*What is being asked*. Check every line of the entries for "data", and copy the lines that hold it.
--- Begin ---
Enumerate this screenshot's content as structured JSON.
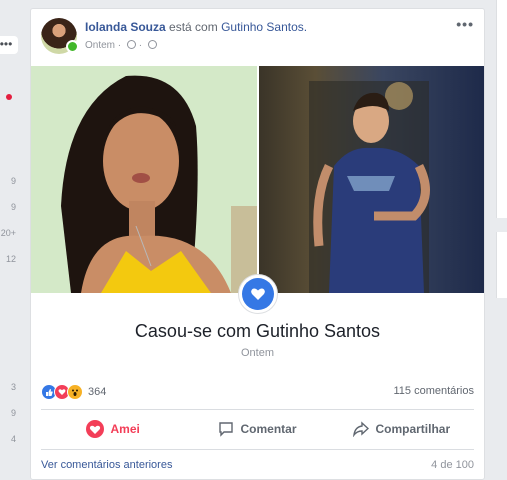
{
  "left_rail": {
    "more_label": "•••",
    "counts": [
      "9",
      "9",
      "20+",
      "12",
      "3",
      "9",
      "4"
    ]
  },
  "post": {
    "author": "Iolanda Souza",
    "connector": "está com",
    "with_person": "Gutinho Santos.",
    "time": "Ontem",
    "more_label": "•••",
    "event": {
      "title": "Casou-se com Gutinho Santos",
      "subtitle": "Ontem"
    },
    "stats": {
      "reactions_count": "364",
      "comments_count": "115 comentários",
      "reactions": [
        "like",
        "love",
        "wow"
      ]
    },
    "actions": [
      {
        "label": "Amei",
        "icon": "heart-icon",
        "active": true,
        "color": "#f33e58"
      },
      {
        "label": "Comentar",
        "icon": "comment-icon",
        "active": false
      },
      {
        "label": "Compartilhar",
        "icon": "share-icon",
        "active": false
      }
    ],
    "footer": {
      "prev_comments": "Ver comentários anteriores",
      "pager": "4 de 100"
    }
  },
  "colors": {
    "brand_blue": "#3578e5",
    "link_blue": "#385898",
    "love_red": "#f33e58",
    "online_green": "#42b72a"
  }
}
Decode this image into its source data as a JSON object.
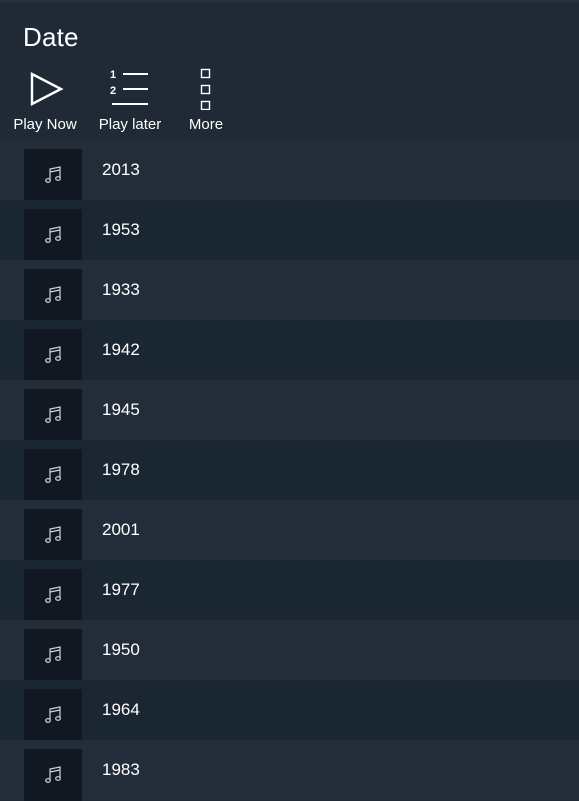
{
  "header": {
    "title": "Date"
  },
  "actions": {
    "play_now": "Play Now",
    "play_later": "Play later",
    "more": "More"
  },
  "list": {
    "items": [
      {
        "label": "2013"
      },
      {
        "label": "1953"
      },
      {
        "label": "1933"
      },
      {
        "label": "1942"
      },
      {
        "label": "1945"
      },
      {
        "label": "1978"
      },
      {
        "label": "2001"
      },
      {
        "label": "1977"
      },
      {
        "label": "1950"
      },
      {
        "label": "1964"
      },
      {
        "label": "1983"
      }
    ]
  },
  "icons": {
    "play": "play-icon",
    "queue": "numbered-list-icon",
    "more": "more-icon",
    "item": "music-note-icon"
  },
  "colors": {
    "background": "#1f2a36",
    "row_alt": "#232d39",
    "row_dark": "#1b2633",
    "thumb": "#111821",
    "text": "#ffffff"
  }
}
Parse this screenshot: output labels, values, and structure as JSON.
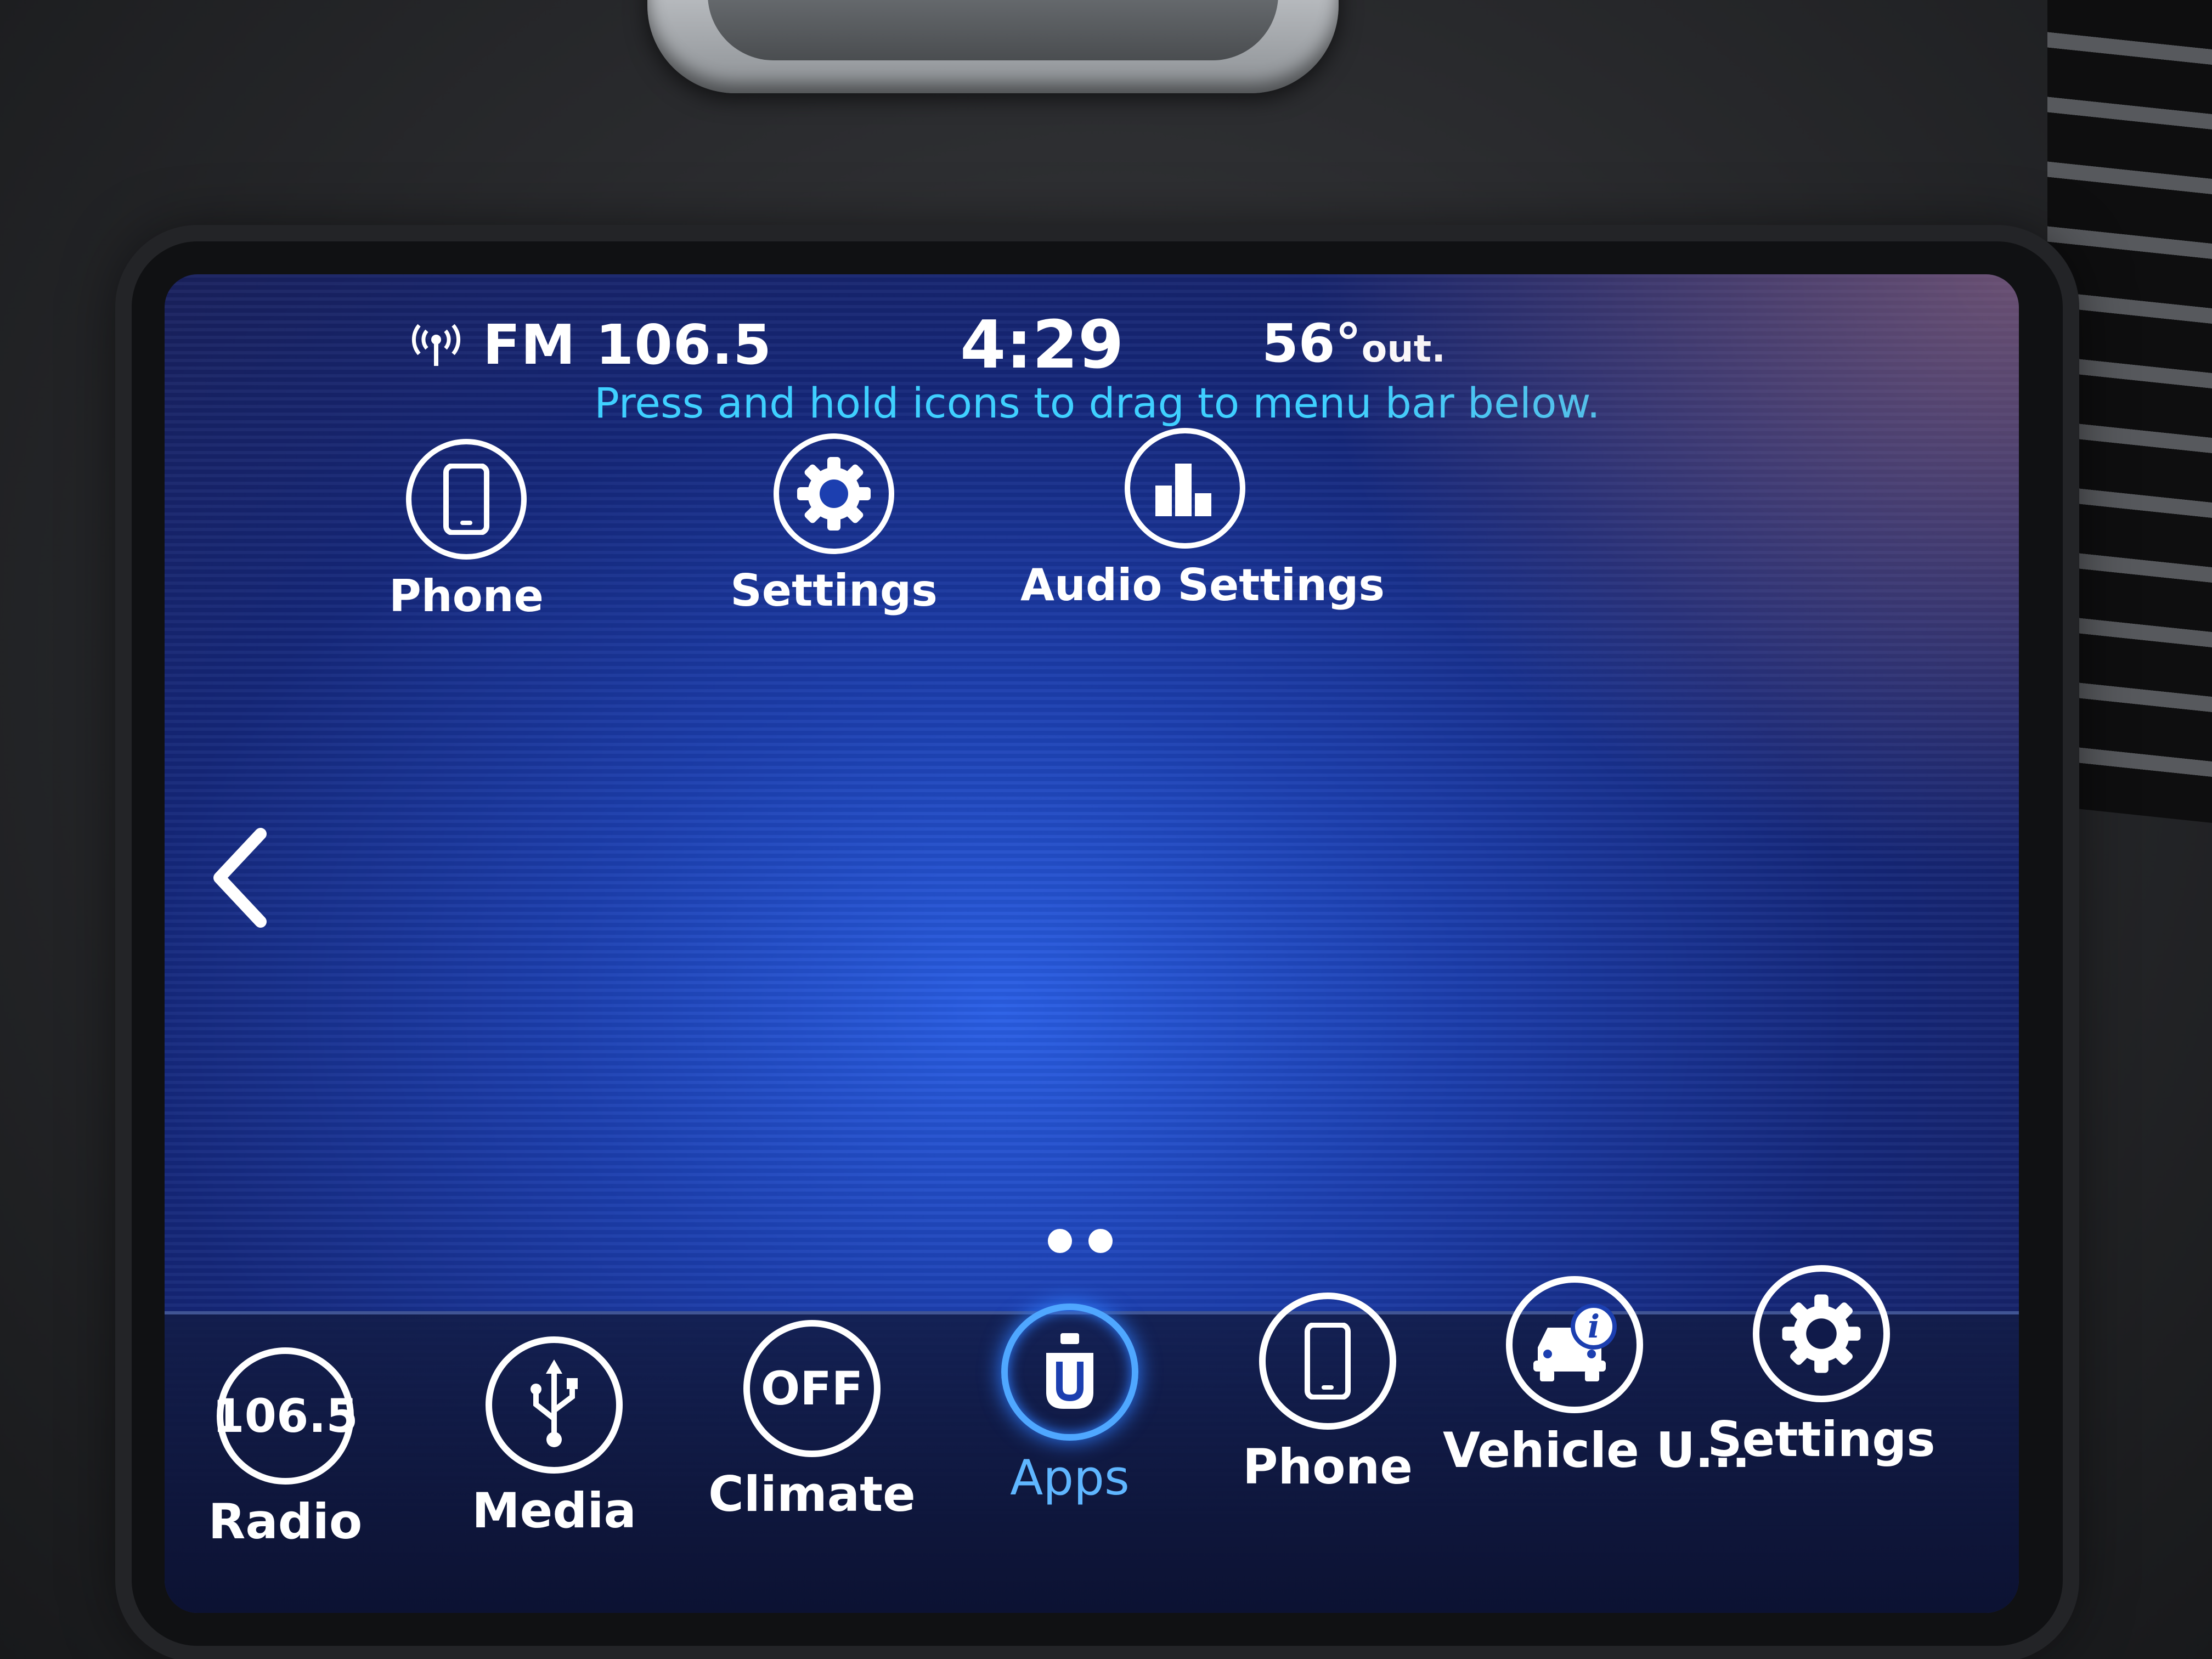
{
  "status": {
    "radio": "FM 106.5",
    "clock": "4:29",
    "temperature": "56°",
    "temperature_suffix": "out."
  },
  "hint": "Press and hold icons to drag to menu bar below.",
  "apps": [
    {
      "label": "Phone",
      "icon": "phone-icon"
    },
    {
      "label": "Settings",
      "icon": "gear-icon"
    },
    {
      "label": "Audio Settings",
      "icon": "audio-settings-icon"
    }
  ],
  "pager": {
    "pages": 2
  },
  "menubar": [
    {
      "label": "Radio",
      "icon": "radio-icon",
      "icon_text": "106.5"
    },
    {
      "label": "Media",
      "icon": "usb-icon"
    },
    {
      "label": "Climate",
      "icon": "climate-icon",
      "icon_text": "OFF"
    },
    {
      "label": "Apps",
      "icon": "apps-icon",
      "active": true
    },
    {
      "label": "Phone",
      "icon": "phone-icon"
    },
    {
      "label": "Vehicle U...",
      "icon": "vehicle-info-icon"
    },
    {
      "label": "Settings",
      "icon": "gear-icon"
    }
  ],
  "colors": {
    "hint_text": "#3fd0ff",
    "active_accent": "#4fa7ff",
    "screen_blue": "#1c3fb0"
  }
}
--- End ---
--- Begin ---
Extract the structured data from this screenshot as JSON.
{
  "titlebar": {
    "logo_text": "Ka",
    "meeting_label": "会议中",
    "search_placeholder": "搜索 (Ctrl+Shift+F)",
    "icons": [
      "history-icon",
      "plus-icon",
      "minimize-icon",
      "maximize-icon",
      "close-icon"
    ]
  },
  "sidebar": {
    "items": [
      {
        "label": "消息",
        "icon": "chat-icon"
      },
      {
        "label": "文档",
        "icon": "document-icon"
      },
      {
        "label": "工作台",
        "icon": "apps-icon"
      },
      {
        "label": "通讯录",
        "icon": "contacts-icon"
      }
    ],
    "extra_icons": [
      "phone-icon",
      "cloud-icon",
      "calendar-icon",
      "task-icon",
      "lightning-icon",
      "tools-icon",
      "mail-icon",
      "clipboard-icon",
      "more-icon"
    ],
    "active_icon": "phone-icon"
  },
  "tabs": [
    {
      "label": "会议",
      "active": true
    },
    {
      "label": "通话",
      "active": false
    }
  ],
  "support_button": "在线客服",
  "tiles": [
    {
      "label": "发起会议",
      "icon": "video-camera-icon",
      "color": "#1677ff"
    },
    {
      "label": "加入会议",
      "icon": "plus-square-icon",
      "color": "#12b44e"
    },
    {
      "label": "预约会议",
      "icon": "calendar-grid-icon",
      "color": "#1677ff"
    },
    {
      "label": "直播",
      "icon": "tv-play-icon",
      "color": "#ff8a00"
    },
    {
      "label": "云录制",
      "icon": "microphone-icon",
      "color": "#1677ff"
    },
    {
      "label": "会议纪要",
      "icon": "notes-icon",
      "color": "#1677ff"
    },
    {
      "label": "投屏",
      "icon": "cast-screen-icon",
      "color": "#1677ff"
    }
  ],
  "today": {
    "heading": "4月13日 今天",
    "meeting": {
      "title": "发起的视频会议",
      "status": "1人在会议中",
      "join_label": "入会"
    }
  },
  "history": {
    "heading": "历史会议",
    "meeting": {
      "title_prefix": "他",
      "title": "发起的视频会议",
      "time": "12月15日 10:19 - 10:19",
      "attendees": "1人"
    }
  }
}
--- End ---
--- Begin ---
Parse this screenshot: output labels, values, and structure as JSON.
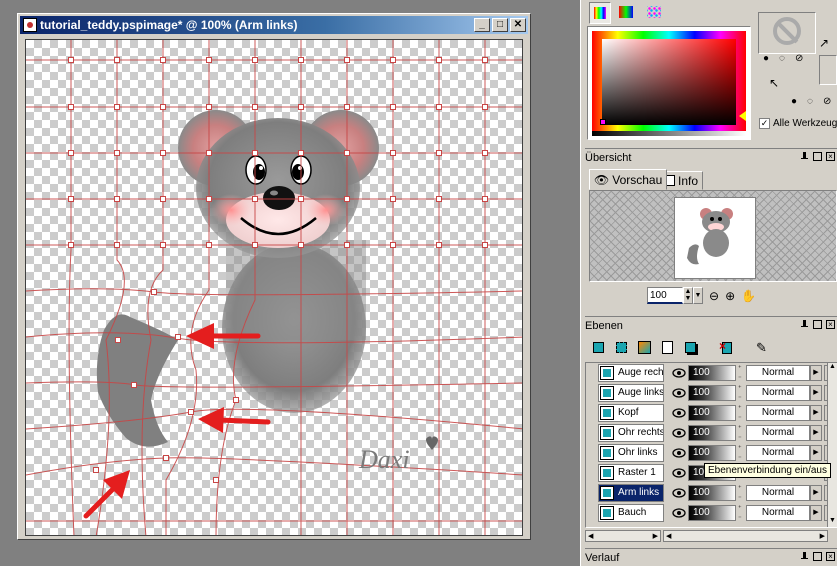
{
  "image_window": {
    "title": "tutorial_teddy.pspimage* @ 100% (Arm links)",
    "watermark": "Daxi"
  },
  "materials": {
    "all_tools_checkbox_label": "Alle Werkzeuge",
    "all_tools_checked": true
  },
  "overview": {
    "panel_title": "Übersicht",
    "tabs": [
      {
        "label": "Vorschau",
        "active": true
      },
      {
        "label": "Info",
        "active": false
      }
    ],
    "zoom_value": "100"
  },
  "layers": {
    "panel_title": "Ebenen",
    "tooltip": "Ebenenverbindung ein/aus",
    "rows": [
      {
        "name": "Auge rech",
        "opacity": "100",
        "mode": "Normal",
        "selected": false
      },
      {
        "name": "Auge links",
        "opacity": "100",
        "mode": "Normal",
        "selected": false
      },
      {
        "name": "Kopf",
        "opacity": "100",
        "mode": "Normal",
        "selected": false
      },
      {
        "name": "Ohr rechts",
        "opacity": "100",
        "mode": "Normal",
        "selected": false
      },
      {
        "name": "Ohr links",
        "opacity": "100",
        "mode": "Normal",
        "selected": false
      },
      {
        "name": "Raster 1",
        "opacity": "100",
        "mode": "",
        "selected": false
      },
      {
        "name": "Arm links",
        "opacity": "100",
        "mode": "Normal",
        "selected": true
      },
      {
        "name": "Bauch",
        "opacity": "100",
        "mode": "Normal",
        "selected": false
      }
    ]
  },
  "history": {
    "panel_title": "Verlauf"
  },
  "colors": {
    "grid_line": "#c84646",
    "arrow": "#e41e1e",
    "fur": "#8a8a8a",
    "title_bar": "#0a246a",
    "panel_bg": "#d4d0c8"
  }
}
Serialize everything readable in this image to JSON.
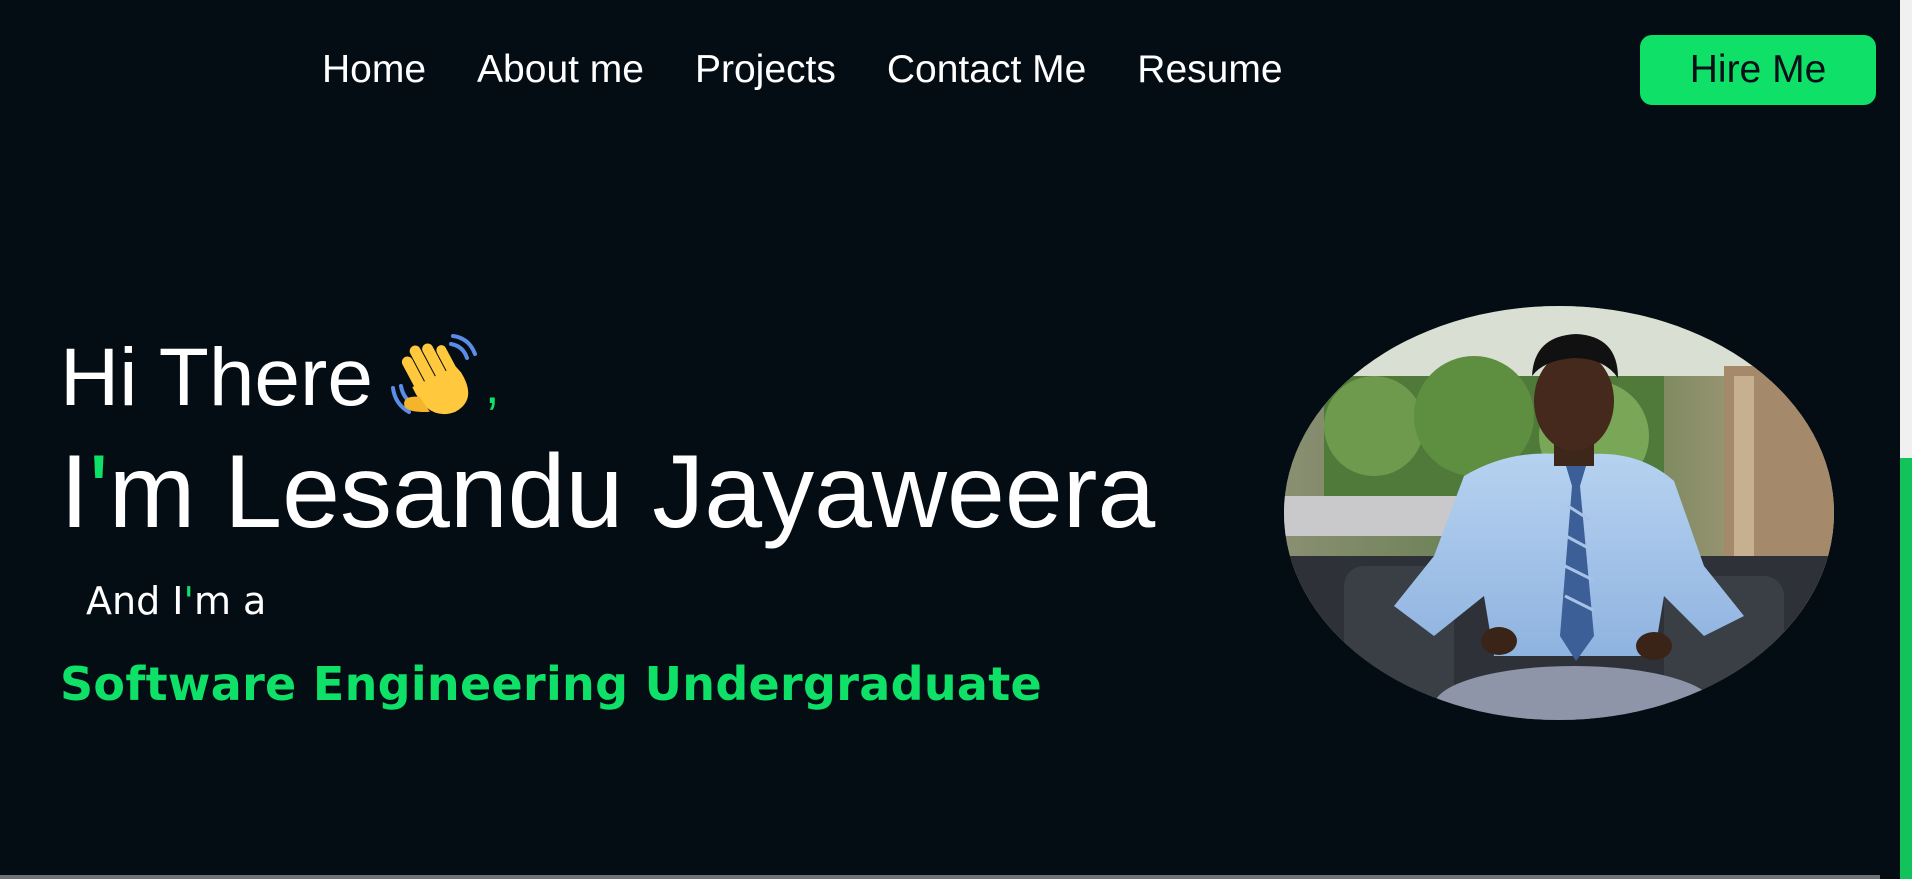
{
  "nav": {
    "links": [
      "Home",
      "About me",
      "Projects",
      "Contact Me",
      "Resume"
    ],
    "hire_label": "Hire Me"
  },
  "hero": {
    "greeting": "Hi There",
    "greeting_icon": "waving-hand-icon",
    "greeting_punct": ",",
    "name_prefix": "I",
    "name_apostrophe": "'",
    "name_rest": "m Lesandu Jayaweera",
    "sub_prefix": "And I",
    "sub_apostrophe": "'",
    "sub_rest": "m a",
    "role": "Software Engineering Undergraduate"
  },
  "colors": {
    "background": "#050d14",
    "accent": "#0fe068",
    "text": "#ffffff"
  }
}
--- End ---
*The answer*.
Decode this image into its source data as a JSON object.
Extract the structured data from this screenshot as JSON.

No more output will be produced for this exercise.